→ **Exercise goal**: Using the material that follows, identify and copy each line with the string "культуры".

→ **Data section**:
········
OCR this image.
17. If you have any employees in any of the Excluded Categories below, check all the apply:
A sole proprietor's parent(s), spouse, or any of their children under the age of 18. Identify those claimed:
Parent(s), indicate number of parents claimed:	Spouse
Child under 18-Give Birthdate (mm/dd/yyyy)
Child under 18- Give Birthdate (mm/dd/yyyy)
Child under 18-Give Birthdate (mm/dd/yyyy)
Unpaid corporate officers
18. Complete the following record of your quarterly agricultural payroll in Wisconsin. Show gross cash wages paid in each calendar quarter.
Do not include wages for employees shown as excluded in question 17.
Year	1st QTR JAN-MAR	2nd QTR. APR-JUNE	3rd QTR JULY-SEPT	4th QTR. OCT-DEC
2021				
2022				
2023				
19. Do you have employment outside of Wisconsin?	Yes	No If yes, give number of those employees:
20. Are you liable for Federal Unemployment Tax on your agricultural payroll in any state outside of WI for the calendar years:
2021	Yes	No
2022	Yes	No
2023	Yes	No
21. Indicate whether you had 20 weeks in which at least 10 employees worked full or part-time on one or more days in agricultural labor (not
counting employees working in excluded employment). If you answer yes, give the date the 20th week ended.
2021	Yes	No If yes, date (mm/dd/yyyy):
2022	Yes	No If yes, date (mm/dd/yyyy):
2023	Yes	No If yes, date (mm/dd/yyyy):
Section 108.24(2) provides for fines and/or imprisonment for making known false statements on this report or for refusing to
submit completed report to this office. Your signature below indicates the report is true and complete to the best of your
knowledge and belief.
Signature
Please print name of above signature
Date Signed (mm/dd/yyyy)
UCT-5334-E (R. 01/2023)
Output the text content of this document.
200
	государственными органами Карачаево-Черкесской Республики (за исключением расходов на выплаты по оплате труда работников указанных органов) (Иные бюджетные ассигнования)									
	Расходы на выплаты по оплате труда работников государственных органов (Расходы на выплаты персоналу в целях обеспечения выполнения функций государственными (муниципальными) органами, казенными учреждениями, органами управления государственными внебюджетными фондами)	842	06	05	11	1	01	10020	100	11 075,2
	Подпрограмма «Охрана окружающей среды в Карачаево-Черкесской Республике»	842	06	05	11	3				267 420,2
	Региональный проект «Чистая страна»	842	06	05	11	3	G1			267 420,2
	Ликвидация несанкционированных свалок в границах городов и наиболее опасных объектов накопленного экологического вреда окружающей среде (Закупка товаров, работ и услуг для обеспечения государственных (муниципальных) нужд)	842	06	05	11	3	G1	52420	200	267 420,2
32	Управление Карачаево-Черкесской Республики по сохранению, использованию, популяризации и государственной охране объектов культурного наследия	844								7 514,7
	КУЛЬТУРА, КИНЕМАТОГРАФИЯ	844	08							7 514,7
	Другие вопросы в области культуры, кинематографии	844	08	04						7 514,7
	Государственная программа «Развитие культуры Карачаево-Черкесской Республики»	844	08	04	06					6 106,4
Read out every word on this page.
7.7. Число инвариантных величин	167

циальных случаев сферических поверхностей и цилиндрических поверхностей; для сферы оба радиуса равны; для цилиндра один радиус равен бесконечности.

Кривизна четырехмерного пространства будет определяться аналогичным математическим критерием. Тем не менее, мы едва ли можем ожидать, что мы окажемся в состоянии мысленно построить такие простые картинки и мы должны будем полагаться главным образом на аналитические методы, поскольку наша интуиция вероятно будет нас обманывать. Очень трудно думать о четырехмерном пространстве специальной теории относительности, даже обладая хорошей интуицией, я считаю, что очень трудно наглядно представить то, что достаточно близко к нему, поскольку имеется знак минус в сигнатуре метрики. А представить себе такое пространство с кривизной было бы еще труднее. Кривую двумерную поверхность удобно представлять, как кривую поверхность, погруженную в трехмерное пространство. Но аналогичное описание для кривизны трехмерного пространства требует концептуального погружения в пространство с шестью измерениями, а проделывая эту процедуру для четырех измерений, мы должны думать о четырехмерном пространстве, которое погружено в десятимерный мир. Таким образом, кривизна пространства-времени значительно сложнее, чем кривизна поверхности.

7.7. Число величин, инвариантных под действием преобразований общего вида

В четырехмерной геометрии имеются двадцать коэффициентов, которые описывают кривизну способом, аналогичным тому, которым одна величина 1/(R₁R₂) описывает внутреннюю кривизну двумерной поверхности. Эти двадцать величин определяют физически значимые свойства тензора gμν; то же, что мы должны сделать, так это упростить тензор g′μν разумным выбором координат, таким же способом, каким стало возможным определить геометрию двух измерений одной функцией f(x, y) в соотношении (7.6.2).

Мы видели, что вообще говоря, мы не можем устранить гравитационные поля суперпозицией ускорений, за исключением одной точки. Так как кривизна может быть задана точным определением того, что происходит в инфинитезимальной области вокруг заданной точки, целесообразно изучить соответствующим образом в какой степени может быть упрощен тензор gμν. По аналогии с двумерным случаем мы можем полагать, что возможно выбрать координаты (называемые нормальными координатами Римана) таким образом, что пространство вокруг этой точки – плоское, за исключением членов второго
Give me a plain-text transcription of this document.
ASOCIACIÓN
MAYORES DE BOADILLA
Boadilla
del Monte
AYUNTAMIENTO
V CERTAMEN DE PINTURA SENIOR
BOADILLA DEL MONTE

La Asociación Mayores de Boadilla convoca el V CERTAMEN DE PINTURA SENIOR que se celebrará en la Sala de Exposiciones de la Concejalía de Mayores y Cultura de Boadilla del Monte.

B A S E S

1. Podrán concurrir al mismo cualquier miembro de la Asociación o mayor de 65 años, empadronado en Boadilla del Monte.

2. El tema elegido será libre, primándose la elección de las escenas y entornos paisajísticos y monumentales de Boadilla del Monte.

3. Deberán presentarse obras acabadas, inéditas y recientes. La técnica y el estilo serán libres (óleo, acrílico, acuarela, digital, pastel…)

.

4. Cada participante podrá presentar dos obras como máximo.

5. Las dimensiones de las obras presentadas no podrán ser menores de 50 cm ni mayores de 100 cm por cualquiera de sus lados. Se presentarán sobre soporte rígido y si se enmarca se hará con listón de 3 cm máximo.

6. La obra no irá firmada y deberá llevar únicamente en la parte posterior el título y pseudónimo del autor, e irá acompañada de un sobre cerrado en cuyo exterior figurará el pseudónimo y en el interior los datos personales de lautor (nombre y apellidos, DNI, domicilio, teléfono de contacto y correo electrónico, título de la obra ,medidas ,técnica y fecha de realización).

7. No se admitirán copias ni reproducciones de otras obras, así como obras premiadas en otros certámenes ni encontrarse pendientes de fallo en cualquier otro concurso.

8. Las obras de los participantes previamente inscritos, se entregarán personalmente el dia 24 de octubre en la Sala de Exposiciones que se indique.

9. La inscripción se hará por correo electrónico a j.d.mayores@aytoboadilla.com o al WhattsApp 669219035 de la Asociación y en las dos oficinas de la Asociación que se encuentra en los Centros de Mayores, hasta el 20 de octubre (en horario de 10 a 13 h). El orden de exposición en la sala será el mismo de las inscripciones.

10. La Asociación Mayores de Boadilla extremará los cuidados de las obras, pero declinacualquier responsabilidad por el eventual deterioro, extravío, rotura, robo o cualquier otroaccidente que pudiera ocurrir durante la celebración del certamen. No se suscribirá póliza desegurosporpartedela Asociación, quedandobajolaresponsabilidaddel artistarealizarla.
········
→ **Answer below**:
	Другие вопросы в области культуры, кинематографии	844	08	04						7 514,7
	Государственная программа «Развитие культуры Карачаево-Черкесской Республики»	844	08	04	06					6 106,4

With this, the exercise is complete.